____ RECORDS SUPPLIED

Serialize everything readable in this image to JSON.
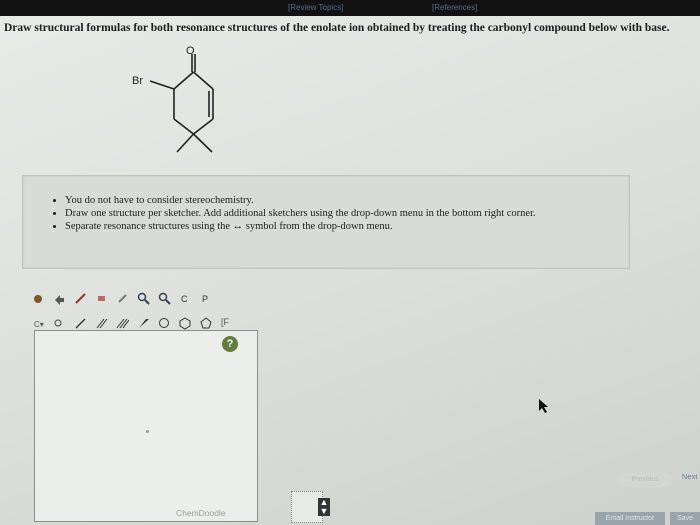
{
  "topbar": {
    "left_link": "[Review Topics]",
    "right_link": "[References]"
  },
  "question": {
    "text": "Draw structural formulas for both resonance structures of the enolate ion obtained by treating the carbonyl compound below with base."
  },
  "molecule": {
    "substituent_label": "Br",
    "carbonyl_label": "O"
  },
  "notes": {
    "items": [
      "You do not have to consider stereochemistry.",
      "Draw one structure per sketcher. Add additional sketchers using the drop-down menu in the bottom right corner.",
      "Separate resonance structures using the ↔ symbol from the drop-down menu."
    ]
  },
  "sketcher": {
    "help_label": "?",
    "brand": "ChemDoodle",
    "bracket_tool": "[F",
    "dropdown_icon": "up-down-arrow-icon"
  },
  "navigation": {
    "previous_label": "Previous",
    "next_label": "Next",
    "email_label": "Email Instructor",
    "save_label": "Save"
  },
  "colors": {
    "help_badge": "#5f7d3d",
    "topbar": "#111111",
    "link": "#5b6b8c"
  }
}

________
____ RECORDS SUPPLIED

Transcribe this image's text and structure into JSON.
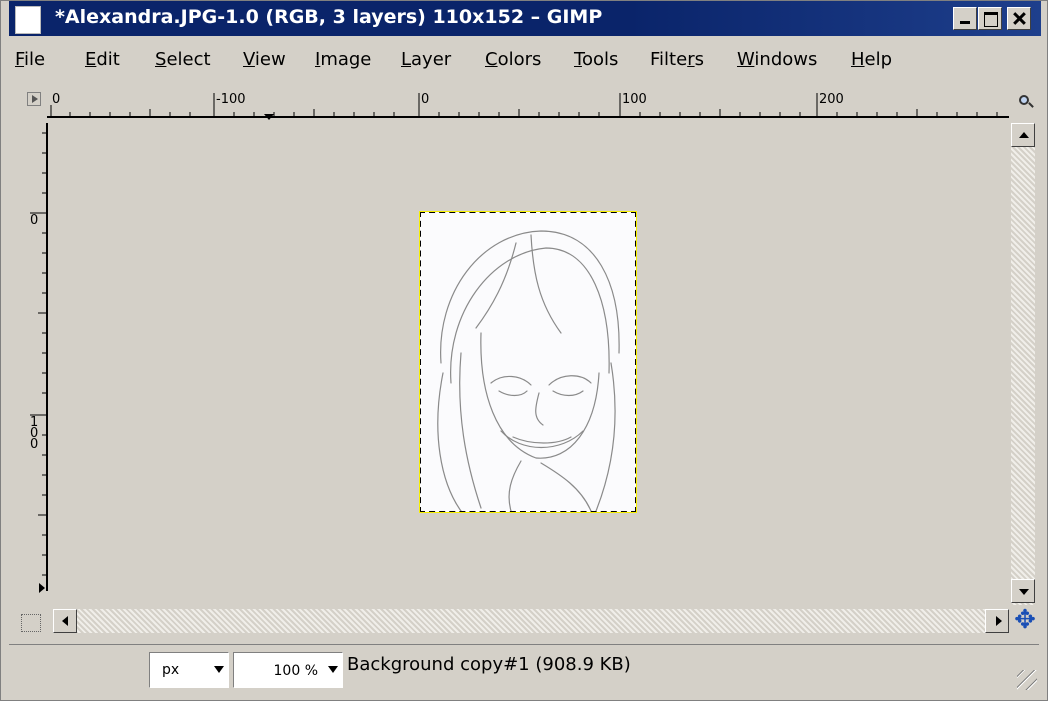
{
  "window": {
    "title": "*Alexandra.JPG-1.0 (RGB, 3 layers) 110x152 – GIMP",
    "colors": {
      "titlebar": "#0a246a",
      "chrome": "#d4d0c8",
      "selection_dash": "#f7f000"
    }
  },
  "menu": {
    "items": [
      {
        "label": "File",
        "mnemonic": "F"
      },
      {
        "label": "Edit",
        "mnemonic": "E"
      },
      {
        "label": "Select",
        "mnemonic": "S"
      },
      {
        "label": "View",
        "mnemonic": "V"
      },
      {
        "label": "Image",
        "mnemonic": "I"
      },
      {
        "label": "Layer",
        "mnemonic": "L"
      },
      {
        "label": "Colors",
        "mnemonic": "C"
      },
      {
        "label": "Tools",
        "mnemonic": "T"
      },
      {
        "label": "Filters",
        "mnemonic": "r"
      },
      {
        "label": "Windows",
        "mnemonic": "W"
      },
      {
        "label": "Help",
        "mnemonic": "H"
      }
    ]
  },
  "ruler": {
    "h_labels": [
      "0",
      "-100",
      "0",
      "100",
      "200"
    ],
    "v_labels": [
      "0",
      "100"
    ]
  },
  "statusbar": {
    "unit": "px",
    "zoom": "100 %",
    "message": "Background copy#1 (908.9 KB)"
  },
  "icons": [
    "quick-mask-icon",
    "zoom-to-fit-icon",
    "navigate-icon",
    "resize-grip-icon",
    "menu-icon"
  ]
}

________

Identify and copy lines that hold the string "resonance".

    "text": "Draw structural formulas for both resonance structures of the enolate ion obtained by treating the carbonyl compound below with base."
      "Separate resonance structures using the ↔ symbol from the drop-down menu."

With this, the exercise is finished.